• [Data in this exercise]:
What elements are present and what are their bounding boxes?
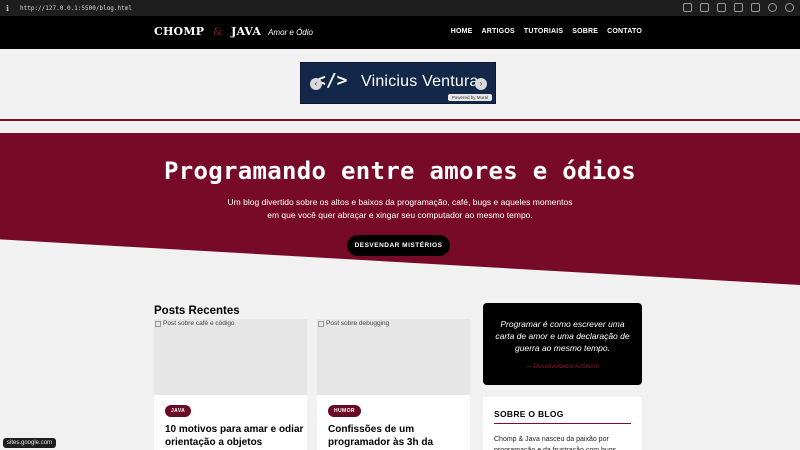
link-icon[interactable] (683, 3, 692, 12)
hero-subtitle: Um blog divertido sobre os altos e baixo… (0, 196, 800, 222)
browser-toolbar: ℹ http://127.0.0.1:5500/blog.html (0, 0, 800, 16)
quote-author: — Desenvolvedor Anônimo (526, 364, 599, 370)
about-title: SOBRE O BLOG (494, 409, 564, 419)
nav-artigos[interactable]: ARTIGOS (482, 28, 515, 35)
divider (0, 119, 800, 121)
broken-image-alt: Post sobre debugging (318, 320, 389, 327)
broken-image-alt: Post sobre café e código (155, 320, 235, 327)
hero-subtitle-line-1: Um blog divertido sobre os altos e baixo… (227, 197, 573, 207)
content-section: Posts Recentes Post sobre café e código … (0, 285, 800, 450)
post-card[interactable]: Post sobre debugging HUMOR Confissões de… (317, 319, 470, 450)
hero-section: Programando entre amores e ódios Um blog… (0, 133, 800, 285)
post-tag[interactable]: JAVA (165, 405, 192, 417)
post-image[interactable]: Post sobre café e código (154, 319, 307, 395)
extension-icon[interactable] (751, 3, 760, 12)
about-text: Chomp & Java nasceu da paixão por progra… (494, 436, 616, 450)
screenshot-icon[interactable] (717, 3, 726, 12)
nav-contato[interactable]: CONTATO (607, 28, 642, 35)
logo-chomp: CHOMP (154, 25, 205, 38)
post-image-alt-text: Post sobre café e código (163, 320, 235, 327)
profile-banner[interactable]: </> ‹ Vinicius Ventura › Powered by Mura… (300, 62, 496, 104)
about-box: SOBRE O BLOG Chomp & Java nasceu da paix… (483, 397, 642, 450)
quote-box: Programar é como escrever uma carta de a… (483, 303, 642, 385)
banner-name: Vinicius Ventura (361, 73, 479, 90)
hero-subtitle-line-2: em que você quer abraçar e xingar seu co… (267, 210, 533, 220)
broken-image-icon (318, 320, 324, 327)
nav-home[interactable]: HOME (451, 28, 473, 35)
post-image[interactable]: Post sobre debugging (317, 319, 470, 395)
banner-area: </> ‹ Vinicius Ventura › Powered by Mura… (0, 49, 800, 119)
status-bar: sites.google.com (3, 438, 57, 448)
settings-icon[interactable] (768, 3, 777, 12)
address-bar[interactable]: http://127.0.0.1:5500/blog.html (20, 5, 132, 12)
mail-icon[interactable] (734, 3, 743, 12)
powered-by-badge[interactable]: Powered by Mural (447, 94, 492, 101)
site-header: CHOMP & JAVA Amor e Ódio HOME ARTIGOS TU… (0, 16, 800, 49)
post-title[interactable]: Confissões de um programador às 3h da ma… (328, 423, 468, 450)
logo-tagline: Amor e Ódio (268, 28, 313, 37)
info-icon[interactable]: ℹ (6, 4, 16, 13)
posts-heading: Posts Recentes (154, 305, 240, 317)
nav-sobre[interactable]: SOBRE (572, 28, 598, 35)
logo-java: JAVA (231, 25, 262, 38)
hero-title: Programando entre amores e ódios (164, 157, 636, 185)
logo-ampersand: & (213, 27, 223, 38)
discover-button[interactable]: DESVENDAR MISTÉRIOS (347, 235, 450, 256)
broken-image-icon (155, 320, 161, 327)
main-nav: HOME ARTIGOS TUTORIAIS SOBRE CONTATO (451, 28, 642, 35)
chevron-left-icon[interactable]: ‹ (310, 78, 322, 90)
post-card[interactable]: Post sobre café e código JAVA 10 motivos… (154, 319, 307, 450)
profile-icon[interactable] (785, 3, 794, 12)
post-image-alt-text: Post sobre debugging (326, 320, 390, 327)
reader-icon[interactable] (700, 3, 709, 12)
post-tag[interactable]: HUMOR (328, 405, 361, 417)
site-logo[interactable]: CHOMP & JAVA Amor e Ódio (154, 25, 313, 38)
post-title[interactable]: 10 motivos para amar e odiar orientação … (165, 423, 305, 449)
about-divider (494, 423, 631, 424)
quote-text: Programar é como escrever uma carta de a… (495, 319, 630, 353)
browser-tools (683, 3, 794, 12)
chevron-right-icon[interactable]: › (475, 78, 487, 90)
nav-tutoriais[interactable]: TUTORIAIS (524, 28, 563, 35)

• [Exercise brief]:
Repeat the lines of the data starting at the one containing "link-icon[interactable] (683, 3, 692, 12)" and ending at the one containing "broken-image-alt: Post sobre café", swapping "debugging" for "testing" and leaving everything else the same.

• [Worked solution]:
link-icon[interactable] (683, 3, 692, 12)
hero-subtitle: Um blog divertido sobre os altos e baixo… (0, 196, 800, 222)
browser-toolbar: ℹ http://127.0.0.1:5500/blog.html (0, 0, 800, 16)
quote-author: — Desenvolvedor Anônimo (526, 364, 599, 370)
about-title: SOBRE O BLOG (494, 409, 564, 419)
nav-artigos[interactable]: ARTIGOS (482, 28, 515, 35)
divider (0, 119, 800, 121)
broken-image-alt: Post sobre testing (318, 320, 389, 327)
broken-image-alt: Post sobre café e código (155, 320, 235, 327)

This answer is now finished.